(Recorded data)
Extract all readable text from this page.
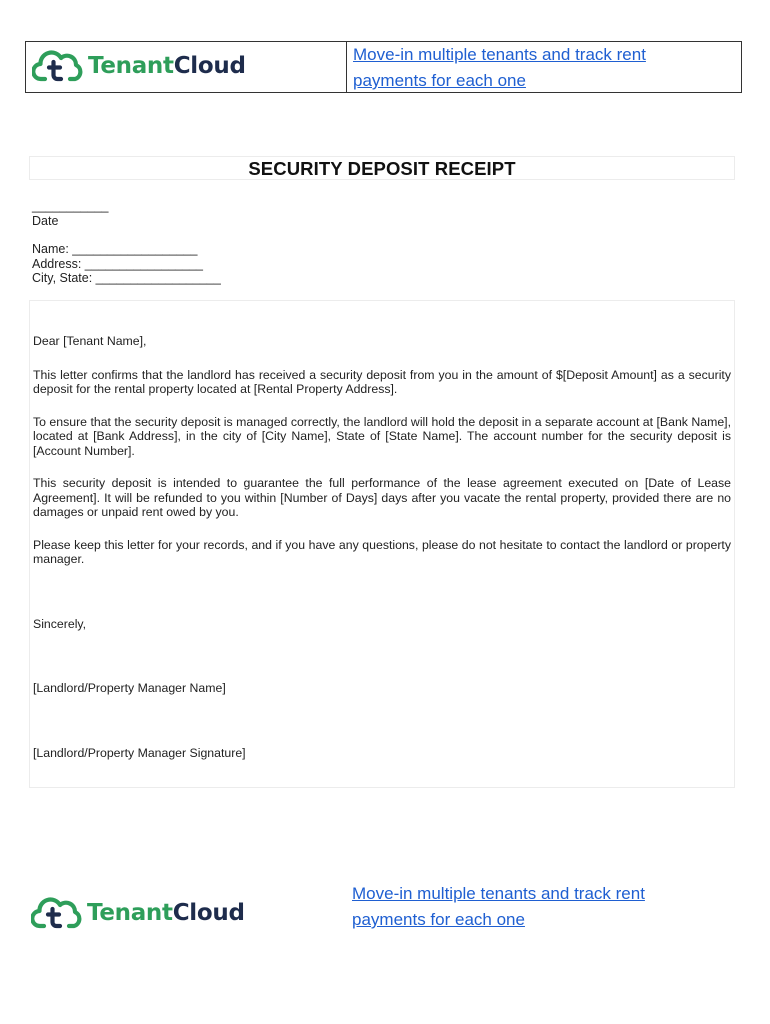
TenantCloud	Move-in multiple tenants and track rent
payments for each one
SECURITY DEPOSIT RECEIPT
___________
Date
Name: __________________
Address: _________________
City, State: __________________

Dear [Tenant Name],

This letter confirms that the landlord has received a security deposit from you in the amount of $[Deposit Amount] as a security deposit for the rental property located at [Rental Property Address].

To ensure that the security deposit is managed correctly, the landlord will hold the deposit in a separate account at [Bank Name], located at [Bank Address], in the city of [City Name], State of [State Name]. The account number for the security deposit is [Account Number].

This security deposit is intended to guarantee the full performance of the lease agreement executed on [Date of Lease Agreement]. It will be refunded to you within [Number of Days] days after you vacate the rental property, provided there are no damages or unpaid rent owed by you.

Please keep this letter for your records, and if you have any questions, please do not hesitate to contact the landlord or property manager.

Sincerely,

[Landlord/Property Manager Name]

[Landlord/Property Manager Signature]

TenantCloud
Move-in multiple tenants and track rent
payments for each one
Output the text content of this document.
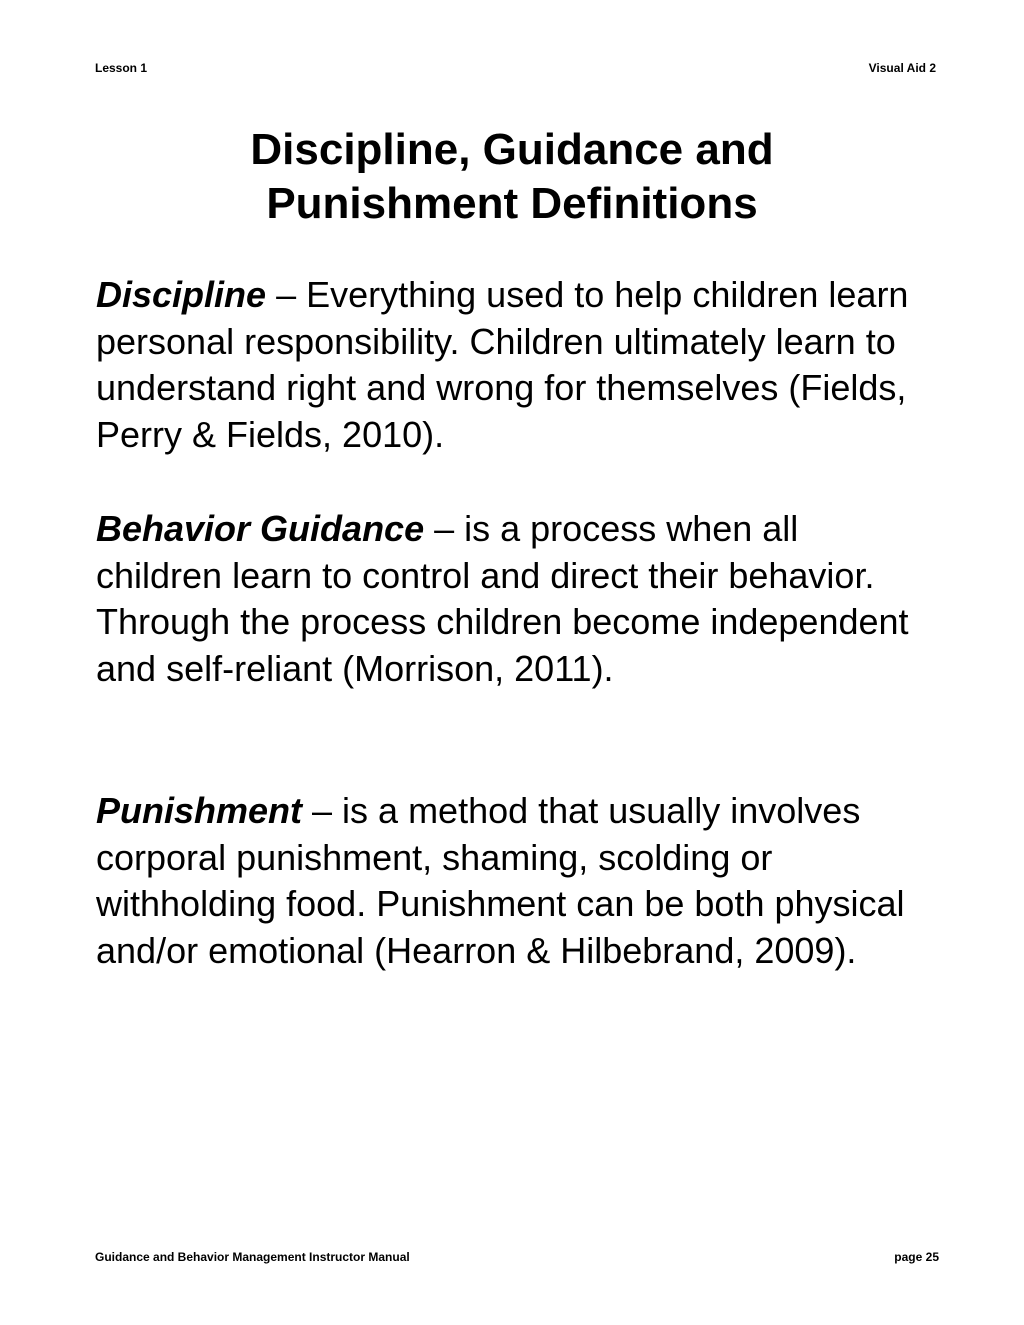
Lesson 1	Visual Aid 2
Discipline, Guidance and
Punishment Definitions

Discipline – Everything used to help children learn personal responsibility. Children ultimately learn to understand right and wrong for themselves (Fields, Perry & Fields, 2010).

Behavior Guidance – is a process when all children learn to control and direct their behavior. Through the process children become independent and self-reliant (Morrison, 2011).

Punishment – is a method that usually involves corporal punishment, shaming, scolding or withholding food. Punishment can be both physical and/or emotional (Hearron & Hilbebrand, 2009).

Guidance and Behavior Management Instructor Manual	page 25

Work instructions.
From the entries above, collect every line with the string "Name" in it.

Written response.
Name: __________________
Dear [Tenant Name],
To ensure that the security deposit is managed correctly, the landlord will hold the deposit in a separate account at [Bank Name], located at [Bank Address], in the city of [City Name], State of [State Name]. The account number for the security deposit is [Account Number].
[Landlord/Property Manager Name]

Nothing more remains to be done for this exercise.